--- begin Items ---

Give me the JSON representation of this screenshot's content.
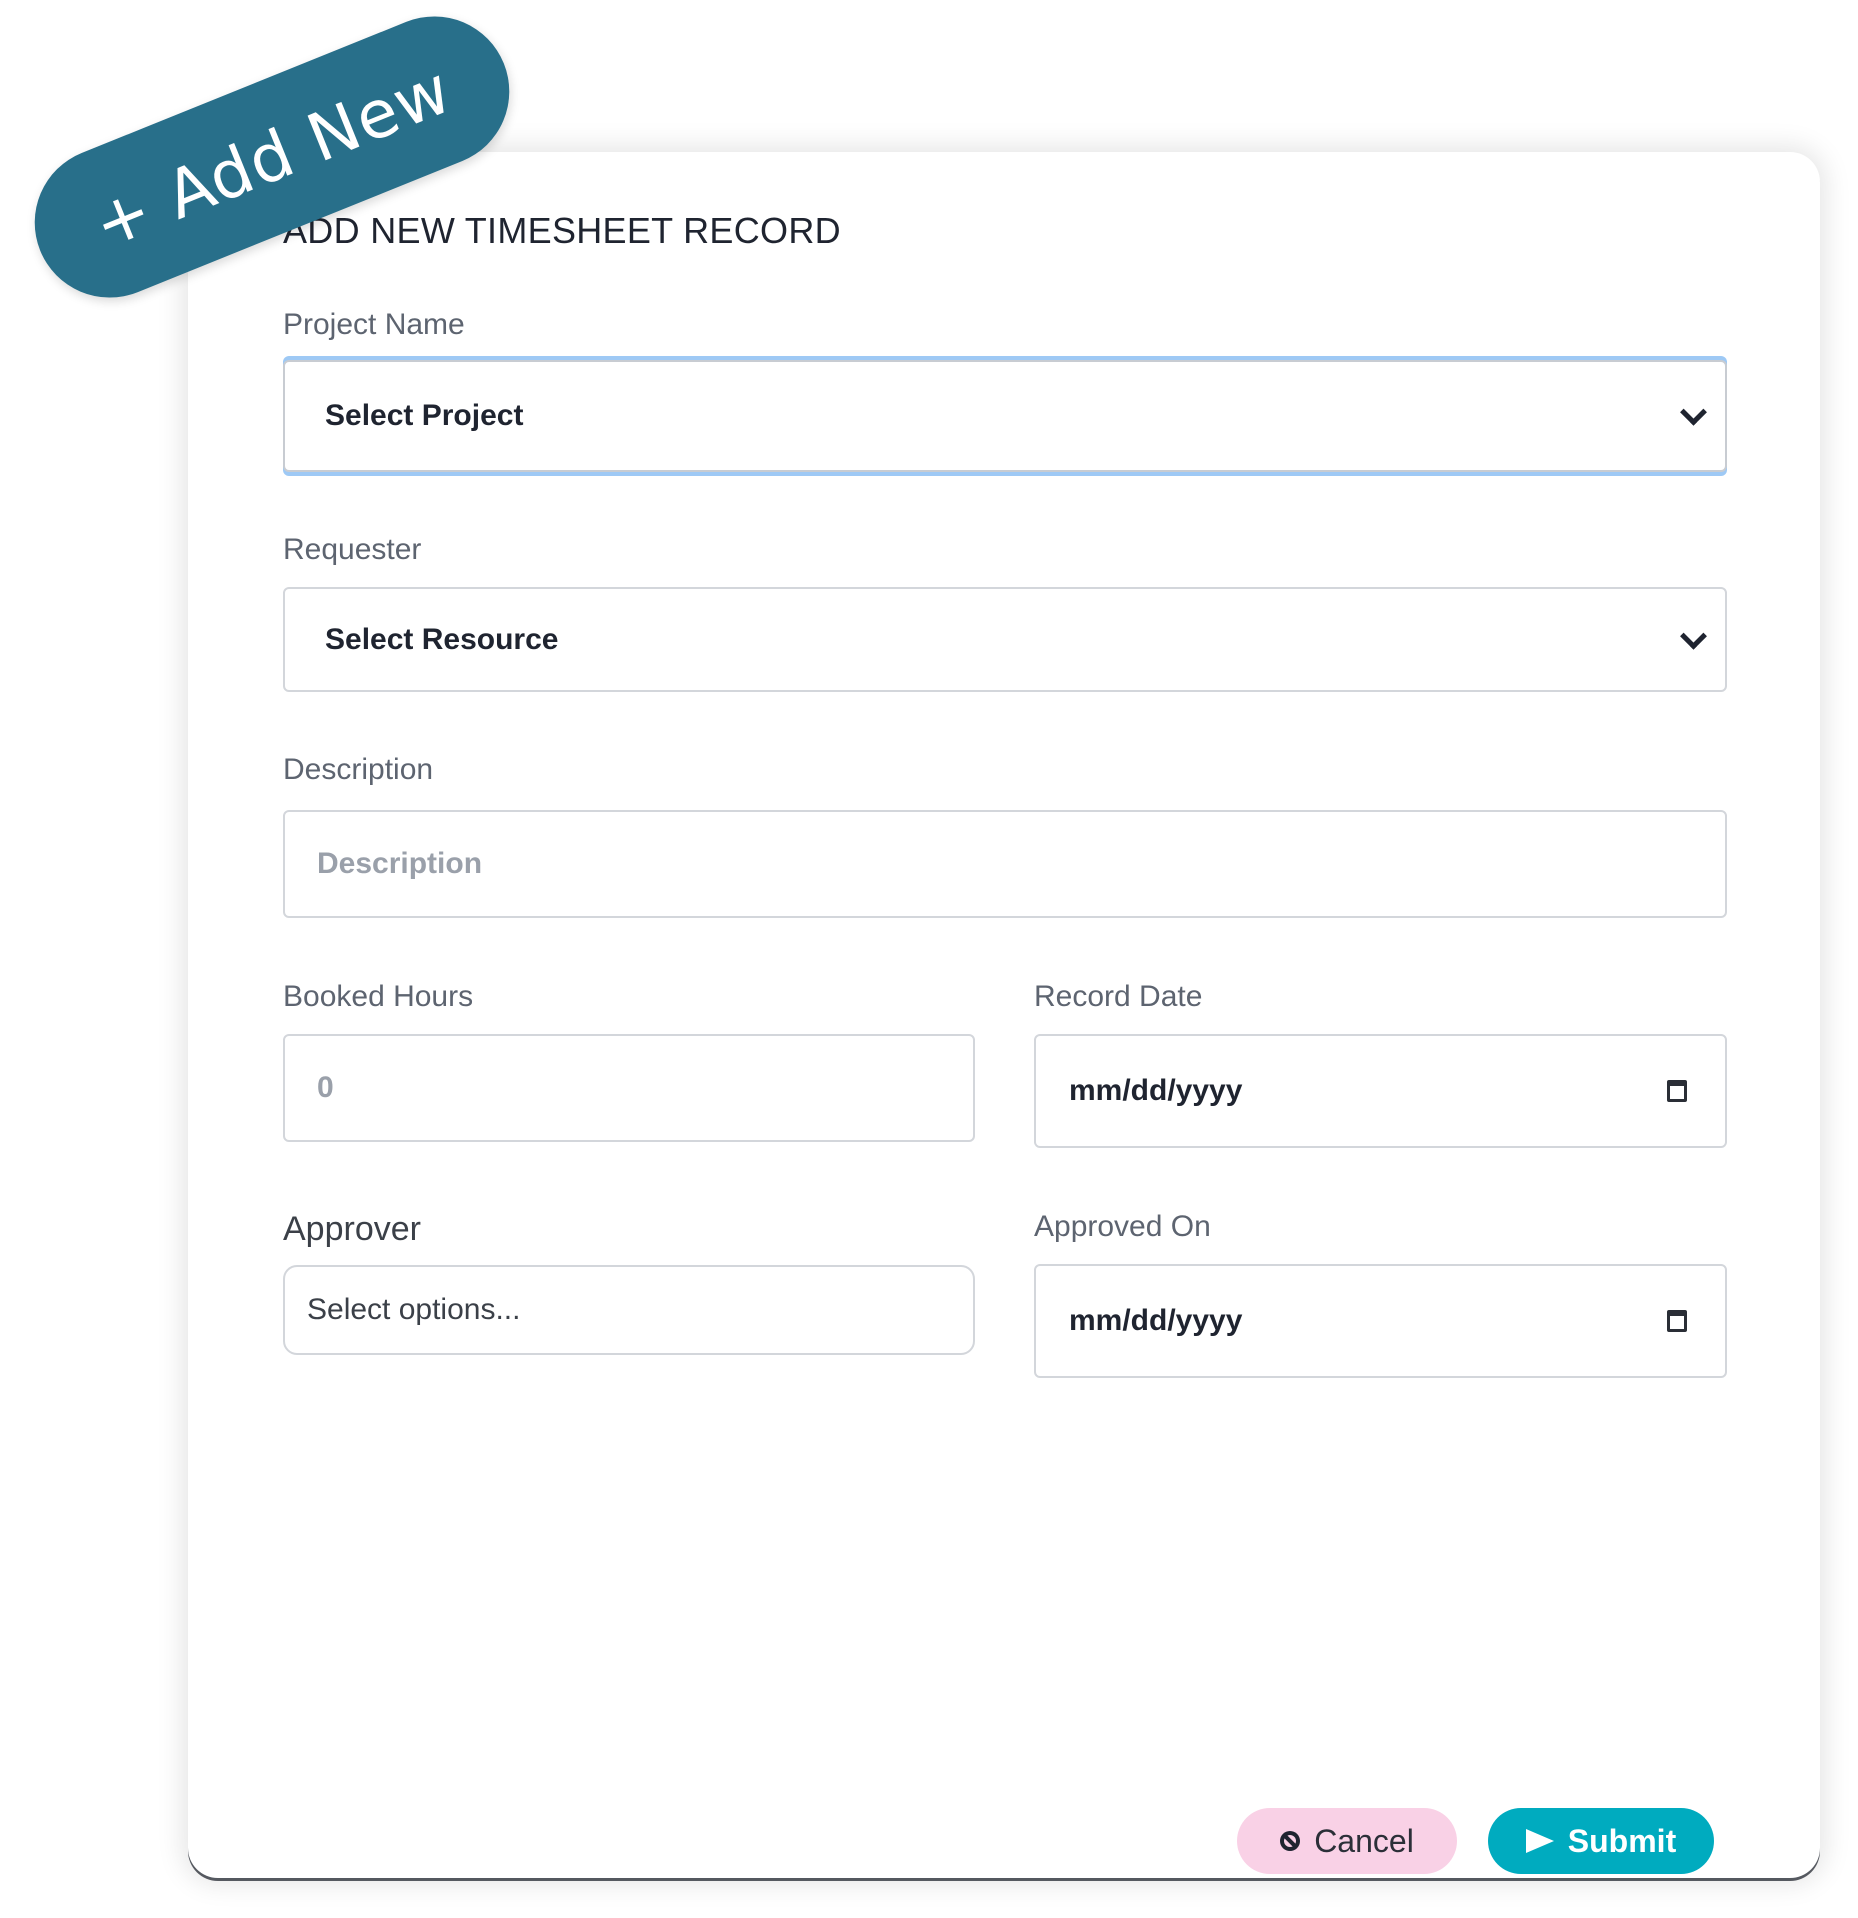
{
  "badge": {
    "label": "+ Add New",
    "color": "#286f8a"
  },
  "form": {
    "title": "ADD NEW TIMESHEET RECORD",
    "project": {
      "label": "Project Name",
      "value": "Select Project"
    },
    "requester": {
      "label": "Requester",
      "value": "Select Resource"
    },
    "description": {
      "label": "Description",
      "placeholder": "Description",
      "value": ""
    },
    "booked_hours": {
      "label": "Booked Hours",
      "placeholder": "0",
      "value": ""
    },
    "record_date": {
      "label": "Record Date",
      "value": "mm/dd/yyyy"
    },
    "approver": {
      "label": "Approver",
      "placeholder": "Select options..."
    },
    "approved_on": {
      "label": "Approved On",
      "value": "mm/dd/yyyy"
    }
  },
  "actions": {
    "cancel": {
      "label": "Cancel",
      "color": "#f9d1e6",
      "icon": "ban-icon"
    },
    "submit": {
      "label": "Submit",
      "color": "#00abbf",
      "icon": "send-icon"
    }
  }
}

--- end Items ---
--- begin Items ---

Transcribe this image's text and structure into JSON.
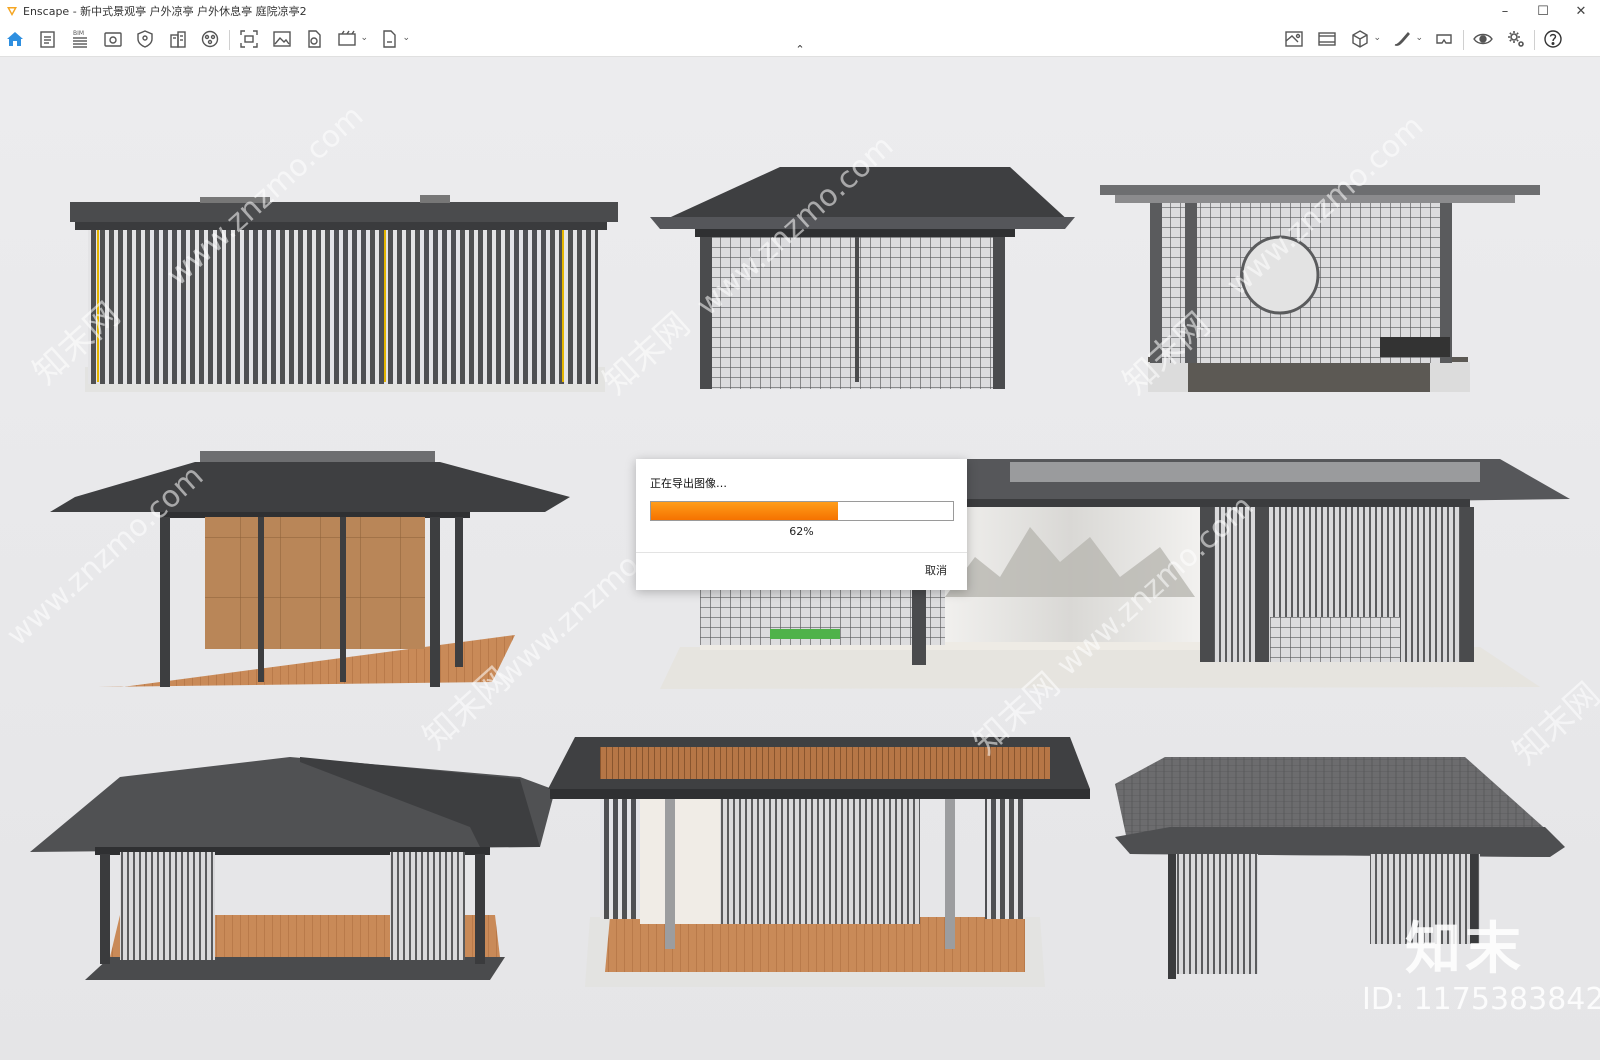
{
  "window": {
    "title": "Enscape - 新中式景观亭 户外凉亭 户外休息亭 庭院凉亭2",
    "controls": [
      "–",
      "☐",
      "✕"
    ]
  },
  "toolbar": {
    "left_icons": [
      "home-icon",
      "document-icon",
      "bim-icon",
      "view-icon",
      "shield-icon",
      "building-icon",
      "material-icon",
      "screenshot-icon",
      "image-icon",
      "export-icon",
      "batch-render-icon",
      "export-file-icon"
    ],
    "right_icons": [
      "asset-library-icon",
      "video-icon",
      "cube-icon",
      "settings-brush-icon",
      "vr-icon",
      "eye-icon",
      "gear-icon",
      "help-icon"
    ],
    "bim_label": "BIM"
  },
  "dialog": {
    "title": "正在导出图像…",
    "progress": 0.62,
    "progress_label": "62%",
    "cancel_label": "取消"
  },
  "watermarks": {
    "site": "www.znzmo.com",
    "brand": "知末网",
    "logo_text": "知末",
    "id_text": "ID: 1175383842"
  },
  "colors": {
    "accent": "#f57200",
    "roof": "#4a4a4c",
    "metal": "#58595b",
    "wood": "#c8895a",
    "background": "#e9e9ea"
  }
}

--- end Items ---

Required work - Tally up the lines with the word "placeholder" in them, and answer with that number by itself.

Problem solution - 3